◆ **Apply what you read**:
A - From the dog socialization text, rewrite the passage starting with "Despite the fact" and going on through "dog and owner.", swapping "Boisterousness" for "Overexcitement".
B - According to the dog socialization text, what is the estimated average age of Australian dogs?
C - Continue the text on dog socialization from where it stops.

━━ Extract ━━

Over one third of Australian households own dogs. Dogs are considered an integral component of our society and part of the social capital of the community. It is well accepted that pets also provide many health benefits for their owners such as reduction of stress and well as lowering blood pressure and serum triglyceride levels.
Socialisation is the special learning process that allows dogs to learn to live in society. They learn to accept the close proximity of people as well as other dogs and animals. Unfortunately most people are unaware of the importance of socialising their dogs when they are puppies.
Despite the fact that the dog has been part of human society for well over 12,000 years most people are still unaware of normal canine behaviour and development let alone the importance of socialisation. This leads to many misunderstandings in the dog-owner relationship and a fracturing of the strong bond that exists between dogs and their owners.
Over 80% of dog owners state that their dog has some unacceptable behaviours. Over 20% of urban dogs are surrendered to pounds and shelters each year. The main reason given for surrendering dogs is unacceptable behaviour. Boisterousness was the most common reason for surrender in one survey followed by aggression to people and other dogs. Many of these behaviour problems could have been prevented with early education of the dog and owner.
Other findings relating to surrendered dogs include:
The main cause of death of puppies under one year of age is euthanasia due to behavioural problems. In fact, many studies have now shown that behaviour problems are the number one reason for euthanasia in pets, regardless of age. Indeed, most dogs do not live to their full age potential. The average age of Australian dogs is estimated to be 3.5 years, which is well below their potential biological age. More dogs are euthanased each year because of their behaviour than die from infectious, neoplastic and metabolic diseases combined!
All puppies possess the beginnings of their later personality and temperament. What happens in the first three months of life is extremely important for their longterm development. By the time puppies begin to interact with the world, they have the genetic potential to develop a range of behaviours. Prior learning will largely determine the specific behaviours within the range they later exhibit as older puppies and adults.

━━━
━━ Source information ━━

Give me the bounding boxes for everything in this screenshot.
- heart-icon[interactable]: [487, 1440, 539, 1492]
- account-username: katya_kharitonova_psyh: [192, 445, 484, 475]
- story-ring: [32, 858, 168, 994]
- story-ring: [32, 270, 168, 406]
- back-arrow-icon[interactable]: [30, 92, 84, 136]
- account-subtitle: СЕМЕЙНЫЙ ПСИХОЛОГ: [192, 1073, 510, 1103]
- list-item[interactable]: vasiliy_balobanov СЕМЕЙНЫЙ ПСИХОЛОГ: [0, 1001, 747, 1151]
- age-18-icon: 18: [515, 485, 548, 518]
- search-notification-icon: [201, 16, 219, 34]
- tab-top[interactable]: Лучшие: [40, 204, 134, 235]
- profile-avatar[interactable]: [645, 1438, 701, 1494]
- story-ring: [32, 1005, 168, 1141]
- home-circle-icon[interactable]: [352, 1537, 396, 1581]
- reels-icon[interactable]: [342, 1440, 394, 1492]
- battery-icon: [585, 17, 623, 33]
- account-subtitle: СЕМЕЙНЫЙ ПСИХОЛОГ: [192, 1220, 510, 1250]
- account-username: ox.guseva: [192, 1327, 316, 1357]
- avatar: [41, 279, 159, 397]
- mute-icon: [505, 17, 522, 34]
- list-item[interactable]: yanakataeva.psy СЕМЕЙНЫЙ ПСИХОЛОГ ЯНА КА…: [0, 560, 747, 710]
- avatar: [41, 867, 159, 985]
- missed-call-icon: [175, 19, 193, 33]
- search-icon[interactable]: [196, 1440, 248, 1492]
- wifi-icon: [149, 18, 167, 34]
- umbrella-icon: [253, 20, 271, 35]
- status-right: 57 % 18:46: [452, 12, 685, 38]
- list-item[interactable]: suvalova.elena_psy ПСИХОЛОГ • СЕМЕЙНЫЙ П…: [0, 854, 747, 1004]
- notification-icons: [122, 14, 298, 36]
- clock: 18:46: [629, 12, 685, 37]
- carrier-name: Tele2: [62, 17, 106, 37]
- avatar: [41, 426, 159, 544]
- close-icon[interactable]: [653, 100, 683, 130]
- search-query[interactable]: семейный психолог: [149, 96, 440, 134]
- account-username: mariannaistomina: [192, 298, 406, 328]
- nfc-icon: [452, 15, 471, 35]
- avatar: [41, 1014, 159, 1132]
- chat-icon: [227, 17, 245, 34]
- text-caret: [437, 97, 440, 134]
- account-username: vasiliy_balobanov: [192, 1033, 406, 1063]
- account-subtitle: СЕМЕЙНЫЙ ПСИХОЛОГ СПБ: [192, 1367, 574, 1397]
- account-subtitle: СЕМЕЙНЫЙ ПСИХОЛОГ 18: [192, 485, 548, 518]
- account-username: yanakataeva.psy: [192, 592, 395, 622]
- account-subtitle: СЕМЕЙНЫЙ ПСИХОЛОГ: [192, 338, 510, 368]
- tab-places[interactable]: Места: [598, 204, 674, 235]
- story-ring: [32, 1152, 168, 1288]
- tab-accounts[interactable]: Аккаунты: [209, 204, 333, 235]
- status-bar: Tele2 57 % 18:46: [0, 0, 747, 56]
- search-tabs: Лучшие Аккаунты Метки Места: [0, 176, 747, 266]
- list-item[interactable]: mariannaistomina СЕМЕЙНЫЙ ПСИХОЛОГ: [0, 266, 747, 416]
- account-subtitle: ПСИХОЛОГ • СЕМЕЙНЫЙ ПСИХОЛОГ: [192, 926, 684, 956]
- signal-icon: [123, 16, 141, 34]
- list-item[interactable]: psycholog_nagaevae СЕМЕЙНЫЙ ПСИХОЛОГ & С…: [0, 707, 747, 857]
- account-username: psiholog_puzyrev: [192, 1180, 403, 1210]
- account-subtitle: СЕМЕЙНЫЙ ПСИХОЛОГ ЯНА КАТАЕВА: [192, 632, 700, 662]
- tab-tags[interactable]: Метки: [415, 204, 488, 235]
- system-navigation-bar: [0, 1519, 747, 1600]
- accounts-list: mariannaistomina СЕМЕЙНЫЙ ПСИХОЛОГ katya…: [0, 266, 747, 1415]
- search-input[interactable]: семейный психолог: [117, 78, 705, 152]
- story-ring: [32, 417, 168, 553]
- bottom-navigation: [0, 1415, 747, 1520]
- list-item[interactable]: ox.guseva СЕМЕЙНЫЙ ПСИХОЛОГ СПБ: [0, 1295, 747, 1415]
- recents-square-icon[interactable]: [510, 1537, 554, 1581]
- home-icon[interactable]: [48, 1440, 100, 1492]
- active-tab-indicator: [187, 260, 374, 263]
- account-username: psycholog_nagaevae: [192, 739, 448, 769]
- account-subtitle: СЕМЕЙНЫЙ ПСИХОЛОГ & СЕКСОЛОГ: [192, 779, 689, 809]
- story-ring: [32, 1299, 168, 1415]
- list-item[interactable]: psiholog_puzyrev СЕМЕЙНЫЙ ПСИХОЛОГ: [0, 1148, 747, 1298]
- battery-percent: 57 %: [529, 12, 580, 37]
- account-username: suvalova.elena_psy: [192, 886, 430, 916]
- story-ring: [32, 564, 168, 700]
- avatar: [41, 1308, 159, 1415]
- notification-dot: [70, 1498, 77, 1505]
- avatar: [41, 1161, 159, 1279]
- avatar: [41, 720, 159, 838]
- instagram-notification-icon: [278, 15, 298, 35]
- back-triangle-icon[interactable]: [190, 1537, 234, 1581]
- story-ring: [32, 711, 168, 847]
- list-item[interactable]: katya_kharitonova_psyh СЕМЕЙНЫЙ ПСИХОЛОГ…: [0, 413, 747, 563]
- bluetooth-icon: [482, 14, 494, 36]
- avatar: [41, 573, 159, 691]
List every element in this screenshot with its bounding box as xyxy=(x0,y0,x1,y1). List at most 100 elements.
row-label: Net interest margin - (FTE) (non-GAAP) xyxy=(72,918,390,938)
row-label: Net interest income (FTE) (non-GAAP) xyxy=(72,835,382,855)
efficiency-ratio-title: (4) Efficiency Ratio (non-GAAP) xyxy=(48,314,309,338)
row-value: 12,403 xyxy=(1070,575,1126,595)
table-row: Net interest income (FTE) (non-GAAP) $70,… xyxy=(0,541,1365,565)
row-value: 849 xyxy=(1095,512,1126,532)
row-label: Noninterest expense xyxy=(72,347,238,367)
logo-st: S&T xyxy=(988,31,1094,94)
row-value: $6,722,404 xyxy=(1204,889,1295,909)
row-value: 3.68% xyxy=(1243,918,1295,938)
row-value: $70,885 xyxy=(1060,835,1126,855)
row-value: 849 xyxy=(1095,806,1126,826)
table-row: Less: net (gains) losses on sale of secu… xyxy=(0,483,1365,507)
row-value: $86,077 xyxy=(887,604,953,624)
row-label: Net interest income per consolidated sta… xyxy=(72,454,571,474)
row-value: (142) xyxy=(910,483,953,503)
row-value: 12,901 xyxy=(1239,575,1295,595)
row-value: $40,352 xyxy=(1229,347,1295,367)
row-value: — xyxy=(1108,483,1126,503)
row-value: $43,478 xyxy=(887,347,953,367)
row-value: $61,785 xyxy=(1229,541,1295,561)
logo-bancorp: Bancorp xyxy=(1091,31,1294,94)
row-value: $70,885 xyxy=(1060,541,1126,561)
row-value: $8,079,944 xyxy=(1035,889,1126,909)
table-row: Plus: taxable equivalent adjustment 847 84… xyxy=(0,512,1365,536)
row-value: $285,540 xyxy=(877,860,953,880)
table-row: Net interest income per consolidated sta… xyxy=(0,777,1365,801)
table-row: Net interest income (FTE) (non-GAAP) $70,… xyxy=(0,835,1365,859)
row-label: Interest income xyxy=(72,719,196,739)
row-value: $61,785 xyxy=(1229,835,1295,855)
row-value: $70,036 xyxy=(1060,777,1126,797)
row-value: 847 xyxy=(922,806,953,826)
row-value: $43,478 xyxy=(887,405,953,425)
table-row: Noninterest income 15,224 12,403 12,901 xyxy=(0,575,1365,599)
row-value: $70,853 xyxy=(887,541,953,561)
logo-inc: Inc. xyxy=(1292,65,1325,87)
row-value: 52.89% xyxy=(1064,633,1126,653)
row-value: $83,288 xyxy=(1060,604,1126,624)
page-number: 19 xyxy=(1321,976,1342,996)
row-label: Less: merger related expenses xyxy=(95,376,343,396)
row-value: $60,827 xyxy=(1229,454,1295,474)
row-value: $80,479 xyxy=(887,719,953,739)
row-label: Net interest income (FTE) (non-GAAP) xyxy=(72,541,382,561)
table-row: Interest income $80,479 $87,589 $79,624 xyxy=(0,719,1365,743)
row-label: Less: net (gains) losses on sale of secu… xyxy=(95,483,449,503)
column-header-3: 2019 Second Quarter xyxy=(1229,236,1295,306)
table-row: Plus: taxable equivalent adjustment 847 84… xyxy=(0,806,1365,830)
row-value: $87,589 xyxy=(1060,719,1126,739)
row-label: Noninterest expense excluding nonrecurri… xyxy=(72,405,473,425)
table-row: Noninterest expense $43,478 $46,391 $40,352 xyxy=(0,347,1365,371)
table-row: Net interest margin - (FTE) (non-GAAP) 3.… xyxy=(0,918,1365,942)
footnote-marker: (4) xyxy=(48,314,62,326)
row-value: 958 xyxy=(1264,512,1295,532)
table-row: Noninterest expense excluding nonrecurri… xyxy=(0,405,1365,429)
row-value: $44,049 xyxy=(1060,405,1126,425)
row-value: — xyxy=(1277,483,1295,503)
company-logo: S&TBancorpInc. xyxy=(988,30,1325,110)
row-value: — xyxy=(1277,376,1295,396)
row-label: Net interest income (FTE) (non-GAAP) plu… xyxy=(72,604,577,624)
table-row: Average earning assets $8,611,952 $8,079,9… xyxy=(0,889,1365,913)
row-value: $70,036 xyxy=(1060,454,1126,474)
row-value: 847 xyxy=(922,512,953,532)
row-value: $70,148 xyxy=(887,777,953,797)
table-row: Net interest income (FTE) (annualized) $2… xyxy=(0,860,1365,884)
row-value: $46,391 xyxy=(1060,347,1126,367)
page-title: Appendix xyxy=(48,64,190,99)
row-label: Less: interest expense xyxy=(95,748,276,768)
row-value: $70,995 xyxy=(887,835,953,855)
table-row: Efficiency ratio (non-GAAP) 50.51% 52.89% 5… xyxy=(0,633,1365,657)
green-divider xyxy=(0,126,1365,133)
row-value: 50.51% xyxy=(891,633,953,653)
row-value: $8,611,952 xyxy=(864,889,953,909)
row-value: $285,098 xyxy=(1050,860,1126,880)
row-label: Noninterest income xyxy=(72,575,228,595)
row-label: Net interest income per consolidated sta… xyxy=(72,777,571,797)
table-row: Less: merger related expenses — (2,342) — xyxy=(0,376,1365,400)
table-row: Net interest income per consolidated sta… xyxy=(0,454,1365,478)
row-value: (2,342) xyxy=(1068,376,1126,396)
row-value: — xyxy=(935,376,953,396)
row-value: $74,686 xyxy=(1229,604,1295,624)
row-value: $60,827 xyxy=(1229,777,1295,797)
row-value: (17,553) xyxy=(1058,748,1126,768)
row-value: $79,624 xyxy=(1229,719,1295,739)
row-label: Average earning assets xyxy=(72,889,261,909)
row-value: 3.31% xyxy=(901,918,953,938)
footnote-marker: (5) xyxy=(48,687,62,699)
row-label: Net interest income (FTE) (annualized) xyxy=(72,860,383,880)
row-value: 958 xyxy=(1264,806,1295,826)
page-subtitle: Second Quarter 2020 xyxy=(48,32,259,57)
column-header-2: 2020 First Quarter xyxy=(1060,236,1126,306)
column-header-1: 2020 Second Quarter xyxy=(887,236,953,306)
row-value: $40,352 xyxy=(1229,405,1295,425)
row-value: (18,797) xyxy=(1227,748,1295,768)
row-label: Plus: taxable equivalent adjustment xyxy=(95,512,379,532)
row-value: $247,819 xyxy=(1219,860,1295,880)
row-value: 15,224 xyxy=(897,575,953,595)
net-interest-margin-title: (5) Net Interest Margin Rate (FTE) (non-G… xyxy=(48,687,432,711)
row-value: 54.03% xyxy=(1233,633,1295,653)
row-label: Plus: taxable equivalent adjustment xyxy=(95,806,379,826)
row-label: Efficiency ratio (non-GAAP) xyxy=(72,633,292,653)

━━━

◆ **Responses to the tasks**:
A -
Despite the fact that the dog has been part of human society for well over 12,000 years most people are still unaware of normal canine behaviour and development let alone the importance of socialisation. This leads to many misunderstandings in the dog-owner relationship and a fracturing of the strong bond that exists between dogs and their owners.
Over 80% of dog owners state that their dog has some unacceptable behaviours. Over 20% of urban dogs are surrendered to pounds and shelters each year. The main reason given for surrendering dogs is unacceptable behaviour. Overexcitement was the most common reason for surrender in one survey followed by aggression to people and other dogs. Many of these behaviour problems could have been prevented with early education of the dog and owner.

B - About 3.5 years.

C -
To minimize the likelihood of behavioural problems it is therefore vital that a puppy that is destined to be a family companion begins a carefully planned socialisation program early. This will enable the puppy to receive controlled exposure to the range of people, places, other animals, noises, etc that it is likely to encounter in the real world. The socialisation period starts at 3 weeks of age and continues to about 3 months of age. Dogs have evolved to learn from investigating new things while in the protective environment of their parents and the group within which they live. Beyond 3 months of age they become increasingly independent and will be suspicious of new things in that they could present a potential risk to them. Failure to socialise adequately before 3 months of age can make it increasingly difficult for puppies to learn from exposure to new things in a way that leads to positive behavioural responses.
Before puppies can venture out in to the real world they need to be vaccinated so the earlier this is done the better for ensuring the behavioural as well as physical health of the dog.
Socialisation therefore starts with the breeder before the puppy goes to its new home. The best way for a new puppy owner to continue the socialisation of their new puppy is at a good Puppy Preschool class. After socialisation puppies and adult dogs should continue to be regularly exposed to the things they have learned from to reinforce their earlier learning.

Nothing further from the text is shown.